Goal:
Identify, in the records below, every line where the string "parasetamol" appears, and copy each such line.

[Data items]
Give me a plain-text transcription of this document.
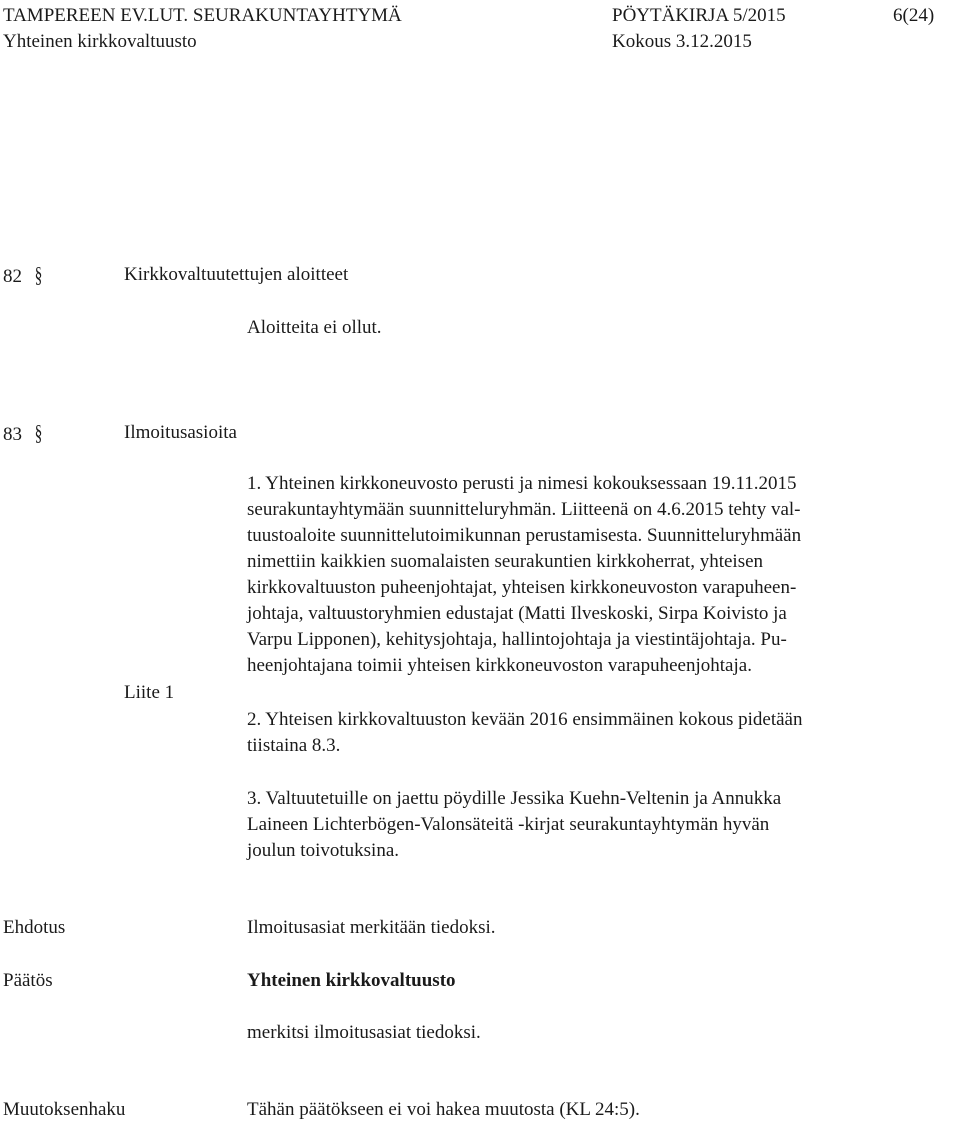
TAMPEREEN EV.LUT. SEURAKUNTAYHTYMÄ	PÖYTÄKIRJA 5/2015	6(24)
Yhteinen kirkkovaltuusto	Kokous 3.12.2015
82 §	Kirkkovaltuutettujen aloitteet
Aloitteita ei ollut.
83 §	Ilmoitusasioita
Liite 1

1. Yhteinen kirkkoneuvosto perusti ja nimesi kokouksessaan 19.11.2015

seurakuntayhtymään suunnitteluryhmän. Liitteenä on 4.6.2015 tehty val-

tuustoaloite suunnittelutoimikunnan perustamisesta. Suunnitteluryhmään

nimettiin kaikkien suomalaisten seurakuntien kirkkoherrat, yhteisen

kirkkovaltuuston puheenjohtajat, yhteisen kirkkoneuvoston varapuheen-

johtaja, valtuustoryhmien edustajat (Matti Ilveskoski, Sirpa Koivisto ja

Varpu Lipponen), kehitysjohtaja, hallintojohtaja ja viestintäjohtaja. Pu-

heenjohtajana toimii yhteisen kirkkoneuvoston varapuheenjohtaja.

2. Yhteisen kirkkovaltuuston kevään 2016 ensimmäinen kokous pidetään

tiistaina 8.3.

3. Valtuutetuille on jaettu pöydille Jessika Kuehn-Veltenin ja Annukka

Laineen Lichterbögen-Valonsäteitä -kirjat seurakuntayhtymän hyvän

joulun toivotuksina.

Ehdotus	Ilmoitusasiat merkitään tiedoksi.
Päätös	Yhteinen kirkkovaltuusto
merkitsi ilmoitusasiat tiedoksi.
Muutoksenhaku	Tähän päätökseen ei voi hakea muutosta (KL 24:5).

* * *

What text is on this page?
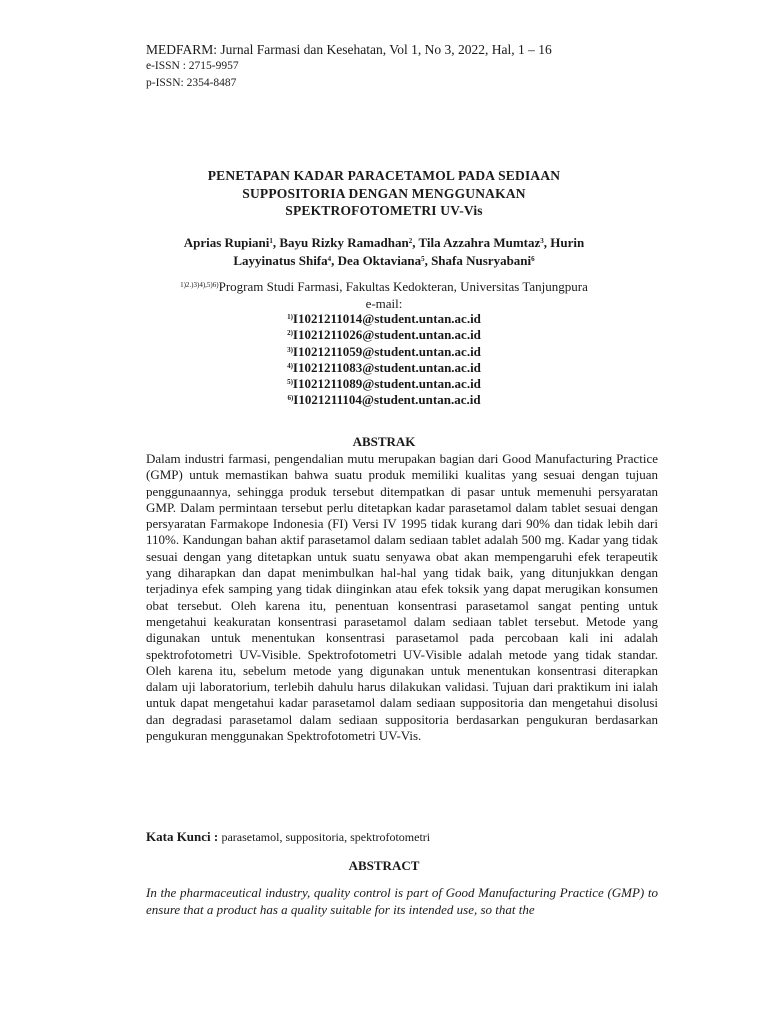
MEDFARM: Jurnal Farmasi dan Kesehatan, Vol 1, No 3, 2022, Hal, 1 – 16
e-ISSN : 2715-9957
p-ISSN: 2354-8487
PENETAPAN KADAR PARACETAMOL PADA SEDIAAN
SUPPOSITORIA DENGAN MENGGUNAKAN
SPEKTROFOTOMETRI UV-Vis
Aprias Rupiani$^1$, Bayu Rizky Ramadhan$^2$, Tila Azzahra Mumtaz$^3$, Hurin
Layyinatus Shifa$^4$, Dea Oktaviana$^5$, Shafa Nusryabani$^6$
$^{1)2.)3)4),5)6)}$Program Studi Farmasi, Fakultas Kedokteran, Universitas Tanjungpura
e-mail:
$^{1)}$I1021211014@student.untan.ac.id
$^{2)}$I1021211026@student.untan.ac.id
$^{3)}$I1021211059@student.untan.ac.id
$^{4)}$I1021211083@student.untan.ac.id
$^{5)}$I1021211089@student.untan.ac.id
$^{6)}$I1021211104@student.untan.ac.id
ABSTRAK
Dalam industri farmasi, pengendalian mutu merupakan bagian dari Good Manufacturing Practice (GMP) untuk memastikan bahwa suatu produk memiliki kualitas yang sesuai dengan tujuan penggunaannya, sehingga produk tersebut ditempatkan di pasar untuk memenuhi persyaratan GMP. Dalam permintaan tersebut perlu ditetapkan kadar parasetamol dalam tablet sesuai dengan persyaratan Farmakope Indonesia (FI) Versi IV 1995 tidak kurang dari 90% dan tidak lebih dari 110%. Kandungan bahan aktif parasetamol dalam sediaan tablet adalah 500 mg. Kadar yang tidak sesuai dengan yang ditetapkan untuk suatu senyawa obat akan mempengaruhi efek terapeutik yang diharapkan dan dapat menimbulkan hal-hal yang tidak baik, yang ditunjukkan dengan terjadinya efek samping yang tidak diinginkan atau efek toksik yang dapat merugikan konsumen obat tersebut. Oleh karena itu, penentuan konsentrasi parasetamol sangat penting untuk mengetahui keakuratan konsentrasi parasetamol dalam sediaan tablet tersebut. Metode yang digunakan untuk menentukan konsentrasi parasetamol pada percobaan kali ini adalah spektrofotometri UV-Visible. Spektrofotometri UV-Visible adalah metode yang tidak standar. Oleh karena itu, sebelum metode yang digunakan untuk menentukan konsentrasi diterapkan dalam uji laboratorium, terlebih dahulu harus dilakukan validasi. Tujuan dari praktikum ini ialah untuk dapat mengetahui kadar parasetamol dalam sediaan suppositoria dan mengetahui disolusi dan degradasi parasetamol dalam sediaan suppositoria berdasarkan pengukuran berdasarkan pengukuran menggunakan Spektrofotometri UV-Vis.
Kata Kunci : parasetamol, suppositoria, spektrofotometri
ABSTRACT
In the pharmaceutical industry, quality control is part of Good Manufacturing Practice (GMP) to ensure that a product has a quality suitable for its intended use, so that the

The result:
Dalam industri farmasi, pengendalian mutu merupakan bagian dari Good Manufacturing Practice (GMP) untuk memastikan bahwa suatu produk memiliki kualitas yang sesuai dengan tujuan penggunaannya, sehingga produk tersebut ditempatkan di pasar untuk memenuhi persyaratan GMP. Dalam permintaan tersebut perlu ditetapkan kadar parasetamol dalam tablet sesuai dengan persyaratan Farmakope Indonesia (FI) Versi IV 1995 tidak kurang dari 90% dan tidak lebih dari 110%. Kandungan bahan aktif parasetamol dalam sediaan tablet adalah 500 mg. Kadar yang tidak sesuai dengan yang ditetapkan untuk suatu senyawa obat akan mempengaruhi efek terapeutik yang diharapkan dan dapat menimbulkan hal-hal yang tidak baik, yang ditunjukkan dengan terjadinya efek samping yang tidak diinginkan atau efek toksik yang dapat merugikan konsumen obat tersebut. Oleh karena itu, penentuan konsentrasi parasetamol sangat penting untuk mengetahui keakuratan konsentrasi parasetamol dalam sediaan tablet tersebut. Metode yang digunakan untuk menentukan konsentrasi parasetamol pada percobaan kali ini adalah spektrofotometri UV-Visible. Spektrofotometri UV-Visible adalah metode yang tidak standar. Oleh karena itu, sebelum metode yang digunakan untuk menentukan konsentrasi diterapkan dalam uji laboratorium, terlebih dahulu harus dilakukan validasi. Tujuan dari praktikum ini ialah untuk dapat mengetahui kadar parasetamol dalam sediaan suppositoria dan mengetahui disolusi dan degradasi parasetamol dalam sediaan suppositoria berdasarkan pengukuran berdasarkan pengukuran menggunakan Spektrofotometri UV-Vis.
Kata Kunci : parasetamol, suppositoria, spektrofotometri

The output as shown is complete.